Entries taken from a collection

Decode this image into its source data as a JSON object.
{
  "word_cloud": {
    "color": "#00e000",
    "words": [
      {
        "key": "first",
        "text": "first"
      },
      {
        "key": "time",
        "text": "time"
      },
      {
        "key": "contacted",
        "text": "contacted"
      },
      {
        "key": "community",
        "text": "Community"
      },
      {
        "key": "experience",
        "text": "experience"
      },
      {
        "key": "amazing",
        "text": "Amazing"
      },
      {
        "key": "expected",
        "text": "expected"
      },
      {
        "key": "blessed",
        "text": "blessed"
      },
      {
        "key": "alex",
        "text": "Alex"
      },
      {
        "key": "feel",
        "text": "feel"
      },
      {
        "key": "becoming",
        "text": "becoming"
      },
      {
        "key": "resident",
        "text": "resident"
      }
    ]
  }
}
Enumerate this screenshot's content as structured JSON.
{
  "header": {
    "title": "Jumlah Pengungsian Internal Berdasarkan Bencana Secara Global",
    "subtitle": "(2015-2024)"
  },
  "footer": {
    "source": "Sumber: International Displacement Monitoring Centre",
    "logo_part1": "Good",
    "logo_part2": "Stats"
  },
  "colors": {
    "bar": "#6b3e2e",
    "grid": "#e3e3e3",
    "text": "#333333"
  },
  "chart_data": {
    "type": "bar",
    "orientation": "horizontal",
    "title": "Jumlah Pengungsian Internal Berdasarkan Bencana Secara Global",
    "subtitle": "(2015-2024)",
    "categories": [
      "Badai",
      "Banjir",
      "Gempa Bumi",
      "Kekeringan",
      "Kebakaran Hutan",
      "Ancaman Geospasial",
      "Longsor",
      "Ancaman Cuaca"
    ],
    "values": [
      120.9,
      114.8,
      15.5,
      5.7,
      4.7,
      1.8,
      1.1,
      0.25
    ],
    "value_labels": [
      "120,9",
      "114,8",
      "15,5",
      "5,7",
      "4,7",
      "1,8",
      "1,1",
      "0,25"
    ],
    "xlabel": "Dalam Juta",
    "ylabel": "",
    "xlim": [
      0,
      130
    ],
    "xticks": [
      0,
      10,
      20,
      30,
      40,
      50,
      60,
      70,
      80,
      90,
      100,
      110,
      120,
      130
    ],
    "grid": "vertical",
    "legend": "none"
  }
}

▶ [Exercise goal] Pull out each record as written and restate it exactly.

▶ [Solved problem]
Decode this image into its source data as a JSON object.
{
  "word_cloud": {
    "color": "#00e000",
    "words": [
      {
        "key": "first",
        "text": "first"
      },
      {
        "key": "time",
        "text": "time"
      },
      {
        "key": "contacted",
        "text": "contacted"
      },
      {
        "key": "community",
        "text": "Community"
      },
      {
        "key": "experience",
        "text": "experience"
      },
      {
        "key": "amazing",
        "text": "Amazing"
      },
      {
        "key": "expected",
        "text": "expected"
      },
      {
        "key": "blessed",
        "text": "blessed"
      },
      {
        "key": "alex",
        "text": "Alex"
      },
      {
        "key": "feel",
        "text": "feel"
      },
      {
        "key": "becoming",
        "text": "becoming"
      },
      {
        "key": "resident",
        "text": "resident"
      }
    ]
  }
}
Enumerate this screenshot's content as structured JSON.
{
  "header": {
    "title": "Jumlah Pengungsian Internal Berdasarkan Bencana Secara Global",
    "subtitle": "(2015-2024)"
  },
  "footer": {
    "source": "Sumber: International Displacement Monitoring Centre",
    "logo_part1": "Good",
    "logo_part2": "Stats"
  },
  "colors": {
    "bar": "#6b3e2e",
    "grid": "#e3e3e3",
    "text": "#333333"
  },
  "chart_data": {
    "type": "bar",
    "orientation": "horizontal",
    "title": "Jumlah Pengungsian Internal Berdasarkan Bencana Secara Global",
    "subtitle": "(2015-2024)",
    "categories": [
      "Badai",
      "Banjir",
      "Gempa Bumi",
      "Kekeringan",
      "Kebakaran Hutan",
      "Ancaman Geospasial",
      "Longsor",
      "Ancaman Cuaca"
    ],
    "values": [
      120.9,
      114.8,
      15.5,
      5.7,
      4.7,
      1.8,
      1.1,
      0.25
    ],
    "value_labels": [
      "120,9",
      "114,8",
      "15,5",
      "5,7",
      "4,7",
      "1,8",
      "1,1",
      "0,25"
    ],
    "xlabel": "Dalam Juta",
    "ylabel": "",
    "xlim": [
      0,
      130
    ],
    "xticks": [
      0,
      10,
      20,
      30,
      40,
      50,
      60,
      70,
      80,
      90,
      100,
      110,
      120,
      130
    ],
    "grid": "vertical",
    "legend": "none"
  }
}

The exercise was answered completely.